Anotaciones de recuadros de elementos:
....
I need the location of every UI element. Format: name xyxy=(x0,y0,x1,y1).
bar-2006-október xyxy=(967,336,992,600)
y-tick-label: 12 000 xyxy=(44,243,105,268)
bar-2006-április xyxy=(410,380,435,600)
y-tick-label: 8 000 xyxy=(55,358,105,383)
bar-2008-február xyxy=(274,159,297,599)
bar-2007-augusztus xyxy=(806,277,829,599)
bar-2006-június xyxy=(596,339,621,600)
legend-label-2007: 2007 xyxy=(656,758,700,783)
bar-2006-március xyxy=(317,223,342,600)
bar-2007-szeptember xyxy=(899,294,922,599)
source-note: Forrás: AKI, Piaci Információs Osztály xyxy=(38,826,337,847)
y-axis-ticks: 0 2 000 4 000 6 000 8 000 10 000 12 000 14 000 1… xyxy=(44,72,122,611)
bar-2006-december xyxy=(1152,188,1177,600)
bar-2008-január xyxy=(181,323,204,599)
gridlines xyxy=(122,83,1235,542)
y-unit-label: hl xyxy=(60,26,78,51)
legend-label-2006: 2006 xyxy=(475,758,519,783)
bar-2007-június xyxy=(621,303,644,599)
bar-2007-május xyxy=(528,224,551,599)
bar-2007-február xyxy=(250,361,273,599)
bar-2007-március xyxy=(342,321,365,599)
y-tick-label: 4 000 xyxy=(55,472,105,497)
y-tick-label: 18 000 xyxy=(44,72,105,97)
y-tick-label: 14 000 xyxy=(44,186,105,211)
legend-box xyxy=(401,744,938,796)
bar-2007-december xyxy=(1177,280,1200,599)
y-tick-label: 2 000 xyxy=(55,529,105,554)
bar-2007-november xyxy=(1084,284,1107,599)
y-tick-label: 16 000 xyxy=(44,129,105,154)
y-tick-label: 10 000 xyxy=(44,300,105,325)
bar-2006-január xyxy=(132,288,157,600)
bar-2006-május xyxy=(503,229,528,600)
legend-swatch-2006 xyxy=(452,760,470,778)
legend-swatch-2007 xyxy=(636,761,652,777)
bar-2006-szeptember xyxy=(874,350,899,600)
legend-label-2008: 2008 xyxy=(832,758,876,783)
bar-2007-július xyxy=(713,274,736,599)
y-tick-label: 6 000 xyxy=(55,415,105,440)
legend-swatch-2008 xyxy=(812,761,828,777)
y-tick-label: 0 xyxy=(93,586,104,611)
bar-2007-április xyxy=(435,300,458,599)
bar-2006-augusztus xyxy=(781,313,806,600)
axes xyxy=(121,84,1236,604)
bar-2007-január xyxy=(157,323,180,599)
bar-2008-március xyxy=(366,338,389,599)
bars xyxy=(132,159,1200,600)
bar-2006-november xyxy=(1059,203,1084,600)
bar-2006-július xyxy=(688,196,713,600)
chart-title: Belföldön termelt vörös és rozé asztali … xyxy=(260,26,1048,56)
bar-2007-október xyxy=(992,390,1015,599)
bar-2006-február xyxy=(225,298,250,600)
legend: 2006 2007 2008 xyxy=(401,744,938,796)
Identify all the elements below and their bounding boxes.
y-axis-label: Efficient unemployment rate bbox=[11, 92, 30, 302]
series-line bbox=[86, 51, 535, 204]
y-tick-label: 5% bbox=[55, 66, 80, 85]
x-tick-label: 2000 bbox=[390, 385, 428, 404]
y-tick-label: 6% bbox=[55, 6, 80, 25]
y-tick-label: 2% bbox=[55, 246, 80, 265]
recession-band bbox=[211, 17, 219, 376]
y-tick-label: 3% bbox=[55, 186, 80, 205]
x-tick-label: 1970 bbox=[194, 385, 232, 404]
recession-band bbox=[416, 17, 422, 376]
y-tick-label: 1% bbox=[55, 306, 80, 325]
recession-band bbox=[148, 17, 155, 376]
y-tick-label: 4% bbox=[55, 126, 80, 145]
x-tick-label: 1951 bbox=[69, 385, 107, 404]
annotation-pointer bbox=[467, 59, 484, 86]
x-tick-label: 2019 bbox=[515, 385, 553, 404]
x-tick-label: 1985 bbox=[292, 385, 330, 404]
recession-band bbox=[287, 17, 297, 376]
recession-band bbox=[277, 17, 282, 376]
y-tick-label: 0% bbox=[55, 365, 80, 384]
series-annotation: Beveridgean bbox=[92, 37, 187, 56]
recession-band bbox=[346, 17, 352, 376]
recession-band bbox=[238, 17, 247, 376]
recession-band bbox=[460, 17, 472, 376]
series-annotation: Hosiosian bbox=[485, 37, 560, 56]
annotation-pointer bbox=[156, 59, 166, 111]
....
Instrucciones de la tarea:
Reproduce como lista JSON de cadenas las líneas de las entradas, una cadena por línea y sin líneas en blanco, desde el inicio de las entradas hasta la línea que contiene "bar-2007-június xyxy=(621,303,644,599)", esta incluida.

Ejercicio resuelto:
[
  "I need the location of every UI element. Format: name xyxy=(x0,y0,x1,y1).",
  "bar-2006-október xyxy=(967,336,992,600)",
  "y-tick-label: 12 000 xyxy=(44,243,105,268)",
  "bar-2006-április xyxy=(410,380,435,600)",
  "y-tick-label: 8 000 xyxy=(55,358,105,383)",
  "bar-2008-február xyxy=(274,159,297,599)",
  "bar-2007-augusztus xyxy=(806,277,829,599)",
  "bar-2006-június xyxy=(596,339,621,600)",
  "legend-label-2007: 2007 xyxy=(656,758,700,783)",
  "bar-2006-március xyxy=(317,223,342,600)",
  "bar-2007-szeptember xyxy=(899,294,922,599)",
  "source-note: Forrás: AKI, Piaci Információs Osztály xyxy=(38,826,337,847)",
  "y-axis-ticks: 0 2 000 4 000 6 000 8 000 10 000 12 000 14 000 1… xyxy=(44,72,122,611)",
  "bar-2006-december xyxy=(1152,188,1177,600)",
  "bar-2008-január xyxy=(181,323,204,599)",
  "gridlines xyxy=(122,83,1235,542)",
  "y-unit-label: hl xyxy=(60,26,78,51)",
  "legend-label-2006: 2006 xyxy=(475,758,519,783)",
  "bar-2007-június xyxy=(621,303,644,599)"
]